▶ _Problem statement_:
Below are the records; copy each line in them that holds the word "Base".

START Source material

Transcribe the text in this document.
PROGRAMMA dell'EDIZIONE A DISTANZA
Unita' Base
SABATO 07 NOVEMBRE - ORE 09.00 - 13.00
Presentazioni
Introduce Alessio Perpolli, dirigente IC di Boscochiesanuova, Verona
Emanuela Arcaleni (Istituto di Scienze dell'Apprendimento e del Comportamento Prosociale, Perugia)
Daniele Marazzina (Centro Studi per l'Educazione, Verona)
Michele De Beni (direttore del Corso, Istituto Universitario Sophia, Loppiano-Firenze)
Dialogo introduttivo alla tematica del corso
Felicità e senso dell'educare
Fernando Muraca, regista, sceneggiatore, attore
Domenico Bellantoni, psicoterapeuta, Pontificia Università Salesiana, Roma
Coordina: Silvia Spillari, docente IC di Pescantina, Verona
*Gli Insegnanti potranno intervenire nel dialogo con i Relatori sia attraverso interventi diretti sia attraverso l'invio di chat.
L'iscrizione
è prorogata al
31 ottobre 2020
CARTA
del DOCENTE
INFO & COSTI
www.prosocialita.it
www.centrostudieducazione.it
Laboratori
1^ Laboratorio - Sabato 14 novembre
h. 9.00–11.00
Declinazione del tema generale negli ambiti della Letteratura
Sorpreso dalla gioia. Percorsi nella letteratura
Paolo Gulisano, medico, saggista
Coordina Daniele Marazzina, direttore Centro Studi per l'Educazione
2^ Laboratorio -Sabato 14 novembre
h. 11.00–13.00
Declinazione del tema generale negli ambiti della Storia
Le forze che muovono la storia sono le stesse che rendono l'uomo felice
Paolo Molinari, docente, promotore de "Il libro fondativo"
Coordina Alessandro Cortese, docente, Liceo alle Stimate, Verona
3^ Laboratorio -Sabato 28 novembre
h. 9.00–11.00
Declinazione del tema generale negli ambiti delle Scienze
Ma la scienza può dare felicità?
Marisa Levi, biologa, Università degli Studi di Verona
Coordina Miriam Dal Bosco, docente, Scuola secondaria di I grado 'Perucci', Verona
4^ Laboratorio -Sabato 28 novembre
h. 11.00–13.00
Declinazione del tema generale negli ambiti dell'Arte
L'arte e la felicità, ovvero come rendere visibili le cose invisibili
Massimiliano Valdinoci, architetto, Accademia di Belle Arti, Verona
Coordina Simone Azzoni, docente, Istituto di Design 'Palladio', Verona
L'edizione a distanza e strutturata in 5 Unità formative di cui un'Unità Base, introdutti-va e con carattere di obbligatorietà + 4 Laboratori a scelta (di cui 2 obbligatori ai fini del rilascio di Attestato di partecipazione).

END Source material

▶ _Answer to this task_:
Unita' Base
L'edizione a distanza e strutturata in 5 Unità formative di cui un'Unità Base, introdutti-va e con carattere di obbligatorietà + 4 Laboratori a scelta (di cui 2 obbligatori ai fini del rilascio di Attestato di partecipazione).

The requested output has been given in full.